### Data records:
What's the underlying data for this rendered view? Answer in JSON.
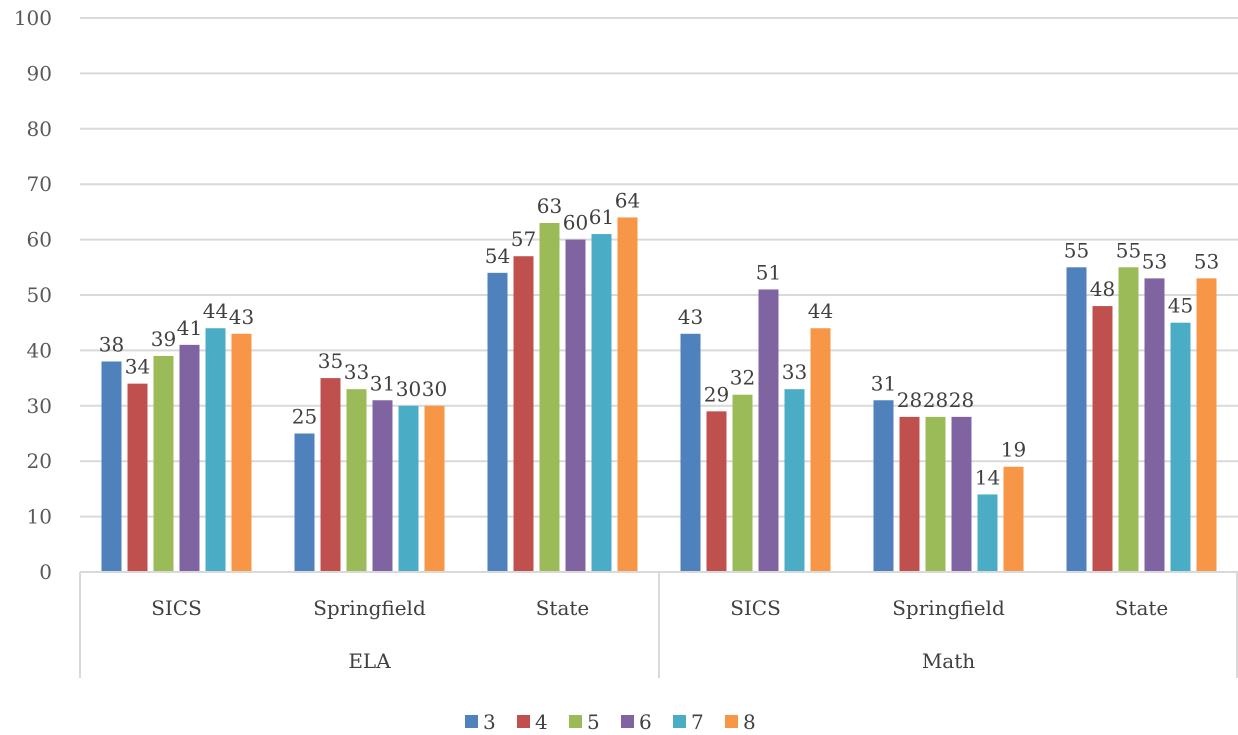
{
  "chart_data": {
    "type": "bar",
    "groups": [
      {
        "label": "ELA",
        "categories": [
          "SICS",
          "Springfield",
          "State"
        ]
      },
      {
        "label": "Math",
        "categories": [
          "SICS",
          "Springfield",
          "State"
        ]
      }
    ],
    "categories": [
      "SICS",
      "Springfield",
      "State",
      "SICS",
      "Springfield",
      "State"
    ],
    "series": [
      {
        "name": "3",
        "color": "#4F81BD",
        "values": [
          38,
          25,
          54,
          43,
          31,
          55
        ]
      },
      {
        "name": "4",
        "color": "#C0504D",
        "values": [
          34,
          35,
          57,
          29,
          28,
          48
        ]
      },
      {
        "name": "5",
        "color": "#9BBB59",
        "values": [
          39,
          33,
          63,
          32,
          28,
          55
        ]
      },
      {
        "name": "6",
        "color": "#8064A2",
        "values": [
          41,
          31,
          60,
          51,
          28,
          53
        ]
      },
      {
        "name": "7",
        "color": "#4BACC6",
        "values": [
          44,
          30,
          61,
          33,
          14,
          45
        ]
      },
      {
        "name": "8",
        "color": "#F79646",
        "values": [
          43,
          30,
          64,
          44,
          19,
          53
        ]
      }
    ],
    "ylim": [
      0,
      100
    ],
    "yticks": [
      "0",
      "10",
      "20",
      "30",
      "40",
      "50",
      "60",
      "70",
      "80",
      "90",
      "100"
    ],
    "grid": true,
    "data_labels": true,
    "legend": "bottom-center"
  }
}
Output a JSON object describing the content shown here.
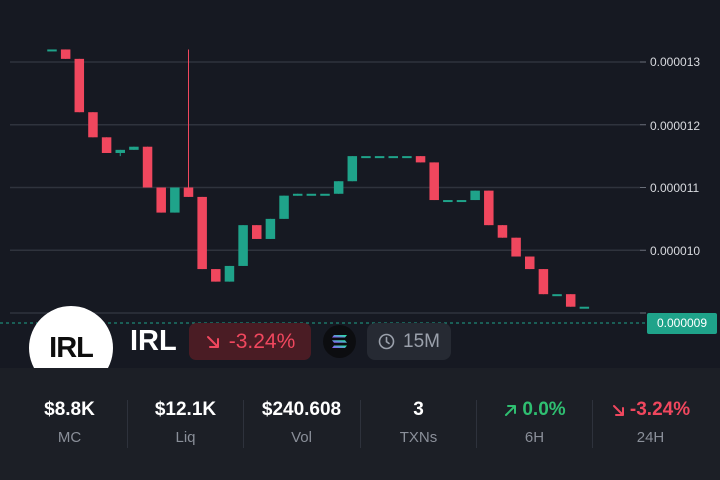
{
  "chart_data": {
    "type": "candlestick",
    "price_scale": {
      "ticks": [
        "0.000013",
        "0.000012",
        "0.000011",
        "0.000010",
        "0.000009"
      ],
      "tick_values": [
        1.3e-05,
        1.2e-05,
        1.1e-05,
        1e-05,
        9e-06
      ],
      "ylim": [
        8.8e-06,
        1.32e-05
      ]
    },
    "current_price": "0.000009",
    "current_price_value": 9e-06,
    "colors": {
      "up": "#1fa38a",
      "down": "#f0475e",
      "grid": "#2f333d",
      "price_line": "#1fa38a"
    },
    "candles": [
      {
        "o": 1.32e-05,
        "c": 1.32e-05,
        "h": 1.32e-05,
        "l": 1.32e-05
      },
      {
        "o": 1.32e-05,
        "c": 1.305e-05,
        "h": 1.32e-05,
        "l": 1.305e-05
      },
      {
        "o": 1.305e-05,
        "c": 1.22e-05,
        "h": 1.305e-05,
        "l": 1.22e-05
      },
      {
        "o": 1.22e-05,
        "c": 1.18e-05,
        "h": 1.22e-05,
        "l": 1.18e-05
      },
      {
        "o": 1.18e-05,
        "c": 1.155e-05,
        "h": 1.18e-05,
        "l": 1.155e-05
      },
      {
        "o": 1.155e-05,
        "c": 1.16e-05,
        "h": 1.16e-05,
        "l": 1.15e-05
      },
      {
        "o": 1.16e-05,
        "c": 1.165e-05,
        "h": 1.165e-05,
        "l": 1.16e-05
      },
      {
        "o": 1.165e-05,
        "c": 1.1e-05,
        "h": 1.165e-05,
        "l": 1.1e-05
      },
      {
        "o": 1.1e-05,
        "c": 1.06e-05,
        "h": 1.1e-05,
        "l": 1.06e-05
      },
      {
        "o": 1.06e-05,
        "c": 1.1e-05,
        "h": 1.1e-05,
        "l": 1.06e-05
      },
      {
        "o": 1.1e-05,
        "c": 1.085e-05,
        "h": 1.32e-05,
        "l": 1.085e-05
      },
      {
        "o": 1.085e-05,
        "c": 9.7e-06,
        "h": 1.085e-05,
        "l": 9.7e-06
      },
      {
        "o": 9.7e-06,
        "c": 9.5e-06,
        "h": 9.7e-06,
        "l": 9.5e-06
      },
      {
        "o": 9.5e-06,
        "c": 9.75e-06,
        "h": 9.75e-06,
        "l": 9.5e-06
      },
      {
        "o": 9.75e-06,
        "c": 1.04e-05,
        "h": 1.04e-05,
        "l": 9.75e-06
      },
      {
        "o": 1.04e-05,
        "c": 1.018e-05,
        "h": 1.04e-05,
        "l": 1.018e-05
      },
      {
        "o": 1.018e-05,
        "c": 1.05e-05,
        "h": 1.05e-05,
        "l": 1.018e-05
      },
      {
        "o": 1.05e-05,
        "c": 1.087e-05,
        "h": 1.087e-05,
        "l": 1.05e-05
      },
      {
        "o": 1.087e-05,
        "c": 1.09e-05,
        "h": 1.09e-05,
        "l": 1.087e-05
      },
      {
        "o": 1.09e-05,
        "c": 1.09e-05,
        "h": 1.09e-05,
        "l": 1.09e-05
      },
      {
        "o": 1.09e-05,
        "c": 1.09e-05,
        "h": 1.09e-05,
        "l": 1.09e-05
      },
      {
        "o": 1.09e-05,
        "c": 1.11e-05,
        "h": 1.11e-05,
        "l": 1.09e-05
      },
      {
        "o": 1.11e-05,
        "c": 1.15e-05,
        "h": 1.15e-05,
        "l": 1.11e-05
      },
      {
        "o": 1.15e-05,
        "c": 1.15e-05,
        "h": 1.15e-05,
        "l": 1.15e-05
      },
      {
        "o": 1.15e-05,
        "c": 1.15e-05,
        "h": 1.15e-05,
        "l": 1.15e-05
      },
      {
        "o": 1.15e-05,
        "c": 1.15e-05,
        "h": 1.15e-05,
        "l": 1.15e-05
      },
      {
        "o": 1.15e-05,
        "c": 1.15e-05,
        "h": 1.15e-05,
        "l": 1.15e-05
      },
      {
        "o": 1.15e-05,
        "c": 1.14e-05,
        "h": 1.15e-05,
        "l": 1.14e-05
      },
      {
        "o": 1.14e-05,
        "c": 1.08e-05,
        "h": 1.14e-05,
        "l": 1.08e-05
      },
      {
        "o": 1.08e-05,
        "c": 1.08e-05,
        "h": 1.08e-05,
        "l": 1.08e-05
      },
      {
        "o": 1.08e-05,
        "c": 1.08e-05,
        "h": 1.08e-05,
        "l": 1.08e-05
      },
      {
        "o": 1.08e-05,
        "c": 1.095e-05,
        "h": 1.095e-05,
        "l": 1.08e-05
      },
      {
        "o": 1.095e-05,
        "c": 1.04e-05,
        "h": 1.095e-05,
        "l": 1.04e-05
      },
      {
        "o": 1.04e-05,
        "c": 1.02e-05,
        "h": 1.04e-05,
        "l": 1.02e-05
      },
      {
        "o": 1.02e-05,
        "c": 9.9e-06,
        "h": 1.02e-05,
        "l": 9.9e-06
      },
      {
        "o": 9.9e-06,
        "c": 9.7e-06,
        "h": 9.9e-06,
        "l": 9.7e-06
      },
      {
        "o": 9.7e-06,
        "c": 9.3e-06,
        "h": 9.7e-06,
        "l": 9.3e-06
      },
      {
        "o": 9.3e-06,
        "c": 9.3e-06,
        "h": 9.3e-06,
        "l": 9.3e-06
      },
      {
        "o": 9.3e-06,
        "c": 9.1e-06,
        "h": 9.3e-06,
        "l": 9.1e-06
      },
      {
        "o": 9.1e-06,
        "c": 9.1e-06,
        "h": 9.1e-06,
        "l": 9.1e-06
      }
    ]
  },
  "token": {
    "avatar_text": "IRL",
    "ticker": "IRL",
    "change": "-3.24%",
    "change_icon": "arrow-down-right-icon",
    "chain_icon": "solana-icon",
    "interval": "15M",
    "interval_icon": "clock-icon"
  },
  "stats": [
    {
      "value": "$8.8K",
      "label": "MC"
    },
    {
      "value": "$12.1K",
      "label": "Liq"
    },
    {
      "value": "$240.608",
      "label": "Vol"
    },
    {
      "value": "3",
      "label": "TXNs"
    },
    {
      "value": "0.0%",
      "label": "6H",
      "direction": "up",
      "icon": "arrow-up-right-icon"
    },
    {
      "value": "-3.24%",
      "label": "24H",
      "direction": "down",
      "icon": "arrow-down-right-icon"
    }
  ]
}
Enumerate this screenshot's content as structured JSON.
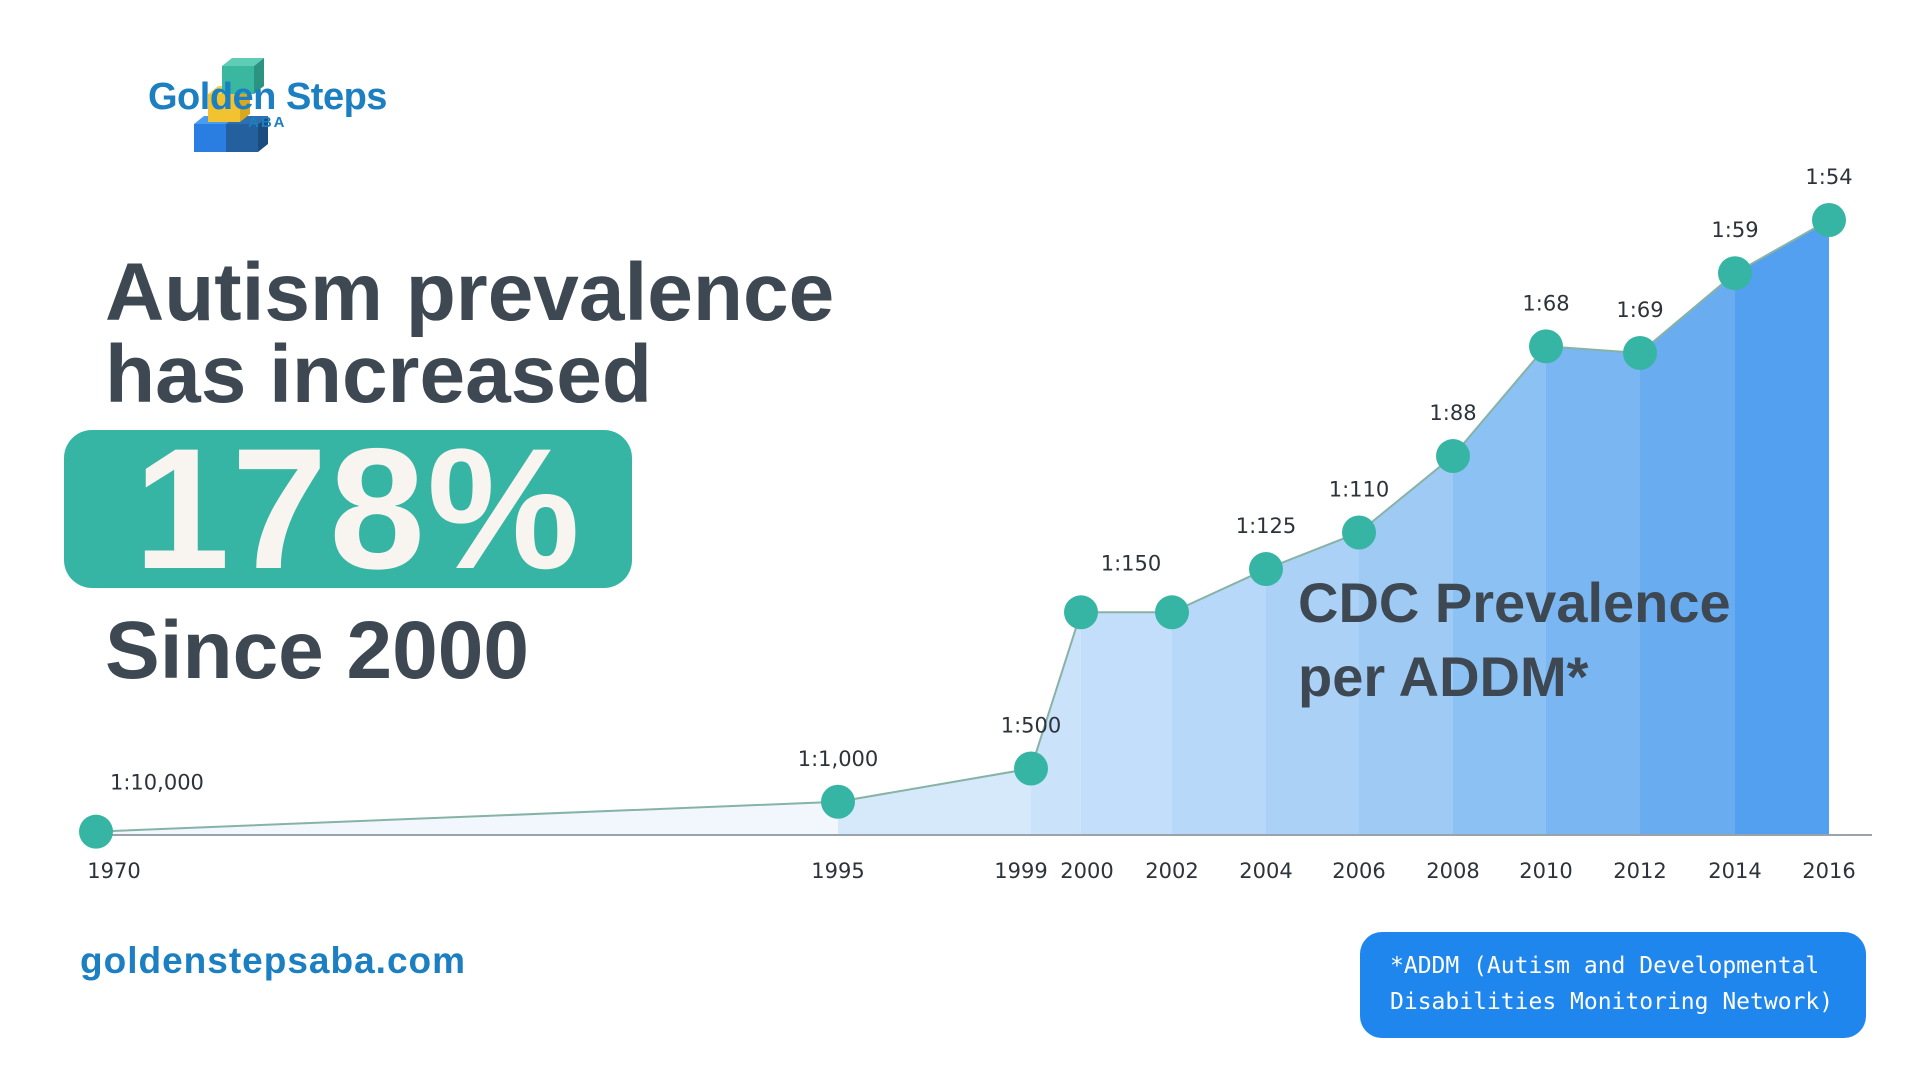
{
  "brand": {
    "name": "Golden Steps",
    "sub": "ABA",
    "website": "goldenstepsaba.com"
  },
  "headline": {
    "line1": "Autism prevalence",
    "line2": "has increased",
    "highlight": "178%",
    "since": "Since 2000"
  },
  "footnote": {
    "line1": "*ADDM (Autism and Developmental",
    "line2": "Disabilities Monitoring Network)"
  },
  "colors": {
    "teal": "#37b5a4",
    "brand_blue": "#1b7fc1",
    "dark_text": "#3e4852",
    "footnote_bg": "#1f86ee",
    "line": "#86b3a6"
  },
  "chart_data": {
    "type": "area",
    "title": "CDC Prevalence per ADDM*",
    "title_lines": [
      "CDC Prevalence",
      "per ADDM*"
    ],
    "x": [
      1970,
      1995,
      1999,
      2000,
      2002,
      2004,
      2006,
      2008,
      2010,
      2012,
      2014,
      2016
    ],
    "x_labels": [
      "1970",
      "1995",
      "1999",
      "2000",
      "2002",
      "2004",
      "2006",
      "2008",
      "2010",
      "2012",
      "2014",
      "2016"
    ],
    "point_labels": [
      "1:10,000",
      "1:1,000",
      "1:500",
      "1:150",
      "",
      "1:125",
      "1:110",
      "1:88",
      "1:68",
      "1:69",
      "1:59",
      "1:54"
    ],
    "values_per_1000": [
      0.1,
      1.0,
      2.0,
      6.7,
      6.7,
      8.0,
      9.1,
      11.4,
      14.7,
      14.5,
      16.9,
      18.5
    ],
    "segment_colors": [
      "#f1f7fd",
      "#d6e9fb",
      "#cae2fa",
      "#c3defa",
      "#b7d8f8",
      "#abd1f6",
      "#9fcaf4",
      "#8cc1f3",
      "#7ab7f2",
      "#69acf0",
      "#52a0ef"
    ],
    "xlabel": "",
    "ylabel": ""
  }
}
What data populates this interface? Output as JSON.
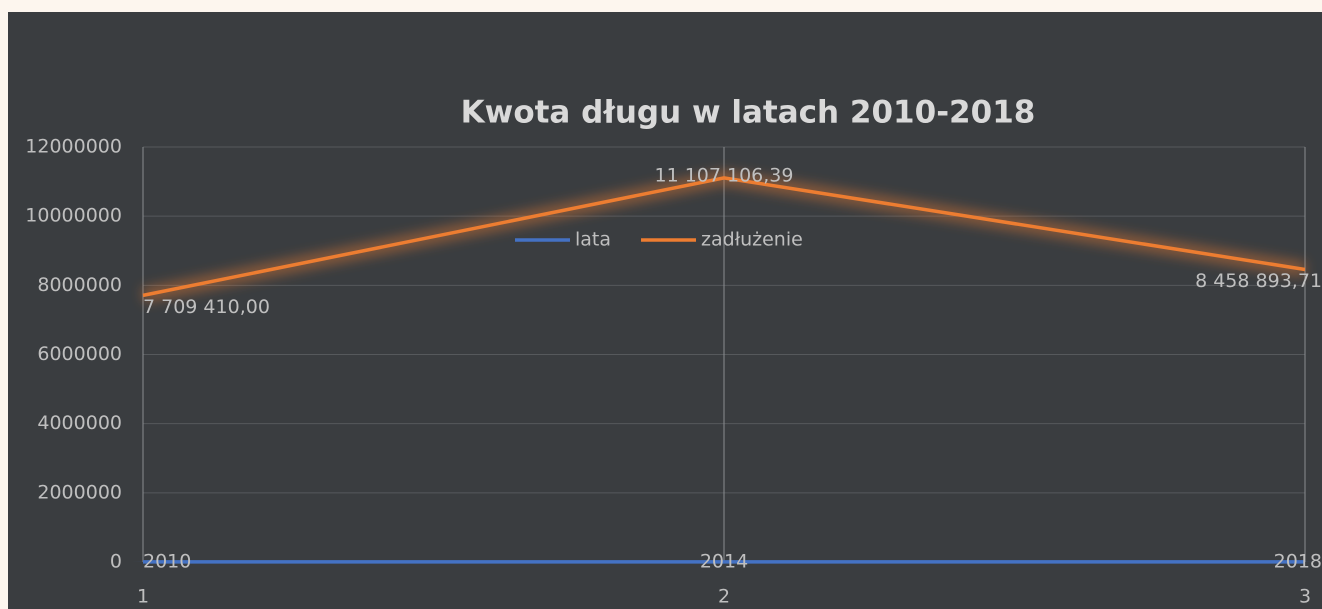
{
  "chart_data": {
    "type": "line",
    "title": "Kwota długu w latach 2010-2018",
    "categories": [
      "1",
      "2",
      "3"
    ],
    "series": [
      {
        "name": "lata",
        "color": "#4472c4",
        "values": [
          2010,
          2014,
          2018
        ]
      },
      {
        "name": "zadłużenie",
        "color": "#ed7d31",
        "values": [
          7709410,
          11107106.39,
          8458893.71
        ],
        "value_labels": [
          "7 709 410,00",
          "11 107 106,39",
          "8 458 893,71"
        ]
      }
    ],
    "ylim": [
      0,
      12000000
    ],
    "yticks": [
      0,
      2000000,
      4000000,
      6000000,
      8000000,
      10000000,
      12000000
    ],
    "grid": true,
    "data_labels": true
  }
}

### Aim:
Which lines hold the string "ADDM"? Copy all of them from the data above.

### Written answer:
    "line1": "*ADDM (Autism and Developmental",
    "title": "CDC Prevalence per ADDM*",
      "per ADDM*"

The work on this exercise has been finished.